### [Stated exercise]
Locate the word "斑块移位栓塞" in the data below, then copy every line that holds it.

>> Begin Record set

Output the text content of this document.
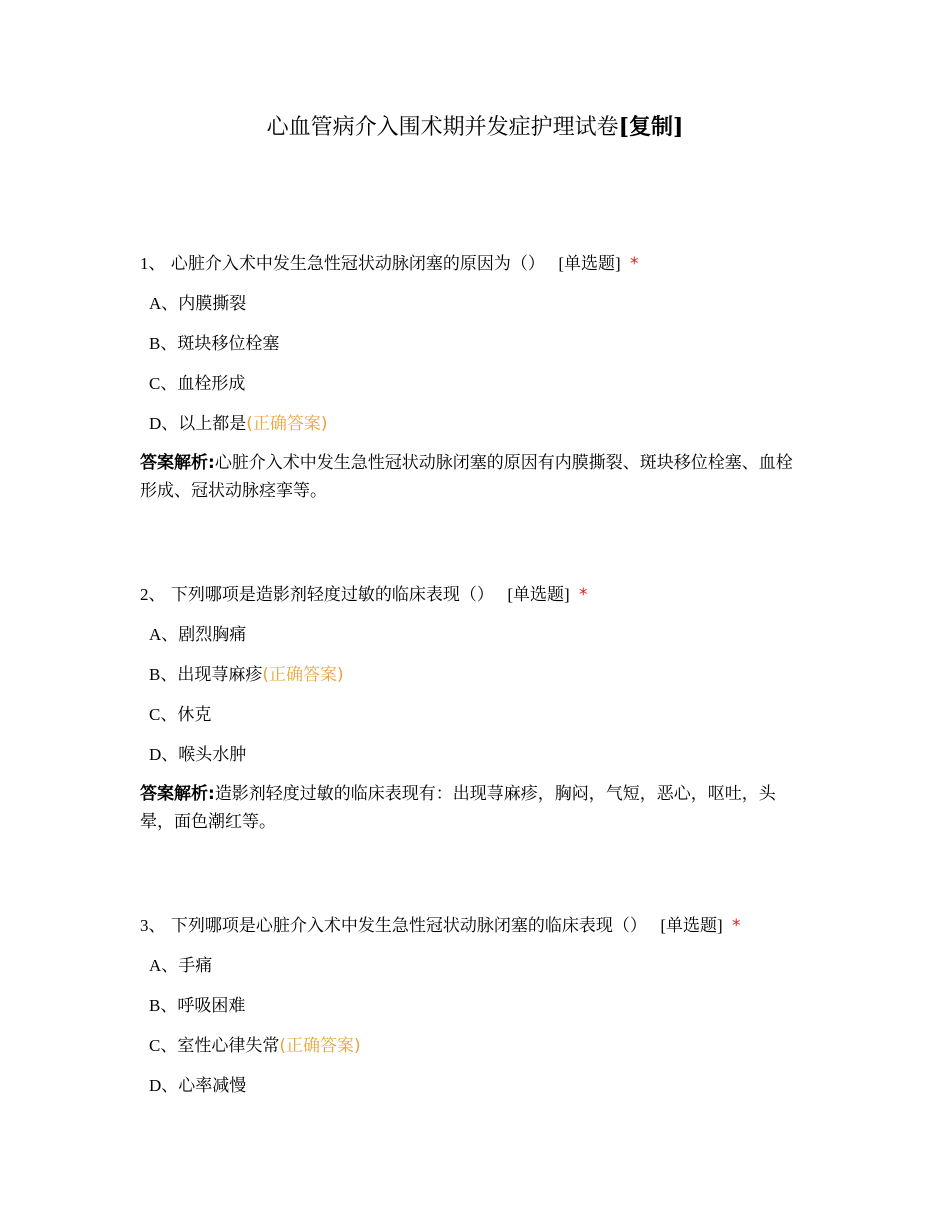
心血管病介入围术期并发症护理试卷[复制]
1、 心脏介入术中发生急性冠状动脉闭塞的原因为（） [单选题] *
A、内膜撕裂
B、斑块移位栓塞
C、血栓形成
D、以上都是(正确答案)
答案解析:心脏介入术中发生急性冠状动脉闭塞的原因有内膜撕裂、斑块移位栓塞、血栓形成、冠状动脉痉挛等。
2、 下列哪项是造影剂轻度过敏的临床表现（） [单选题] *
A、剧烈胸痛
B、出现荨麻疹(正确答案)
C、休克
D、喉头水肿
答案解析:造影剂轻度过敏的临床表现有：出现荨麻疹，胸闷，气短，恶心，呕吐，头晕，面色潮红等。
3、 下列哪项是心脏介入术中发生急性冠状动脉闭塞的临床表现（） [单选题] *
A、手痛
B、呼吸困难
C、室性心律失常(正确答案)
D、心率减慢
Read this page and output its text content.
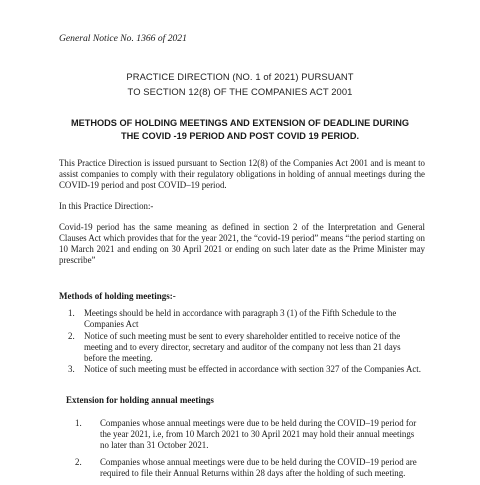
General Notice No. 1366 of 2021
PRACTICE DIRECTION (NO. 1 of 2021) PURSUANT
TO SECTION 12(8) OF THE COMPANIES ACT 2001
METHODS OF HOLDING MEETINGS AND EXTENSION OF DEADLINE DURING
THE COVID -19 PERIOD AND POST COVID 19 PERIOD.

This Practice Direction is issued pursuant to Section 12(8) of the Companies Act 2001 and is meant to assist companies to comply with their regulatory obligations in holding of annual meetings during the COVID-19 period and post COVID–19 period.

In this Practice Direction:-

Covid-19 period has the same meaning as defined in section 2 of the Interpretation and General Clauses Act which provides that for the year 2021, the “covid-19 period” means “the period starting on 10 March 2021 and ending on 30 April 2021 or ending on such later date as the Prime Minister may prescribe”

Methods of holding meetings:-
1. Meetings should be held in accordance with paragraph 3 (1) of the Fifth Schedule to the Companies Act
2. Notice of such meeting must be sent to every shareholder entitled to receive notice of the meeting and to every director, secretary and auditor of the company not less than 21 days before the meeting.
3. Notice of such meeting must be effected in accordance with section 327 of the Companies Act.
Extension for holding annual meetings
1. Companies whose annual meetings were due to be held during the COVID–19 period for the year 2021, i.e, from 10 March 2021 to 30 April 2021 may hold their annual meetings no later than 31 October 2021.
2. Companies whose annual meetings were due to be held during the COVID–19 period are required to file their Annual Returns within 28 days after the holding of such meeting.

>> End Record set

### [Result below]
B、斑块移位栓塞
答案解析:心脏介入术中发生急性冠状动脉闭塞的原因有内膜撕裂、斑块移位栓塞、血栓形成、冠状动脉痉挛等。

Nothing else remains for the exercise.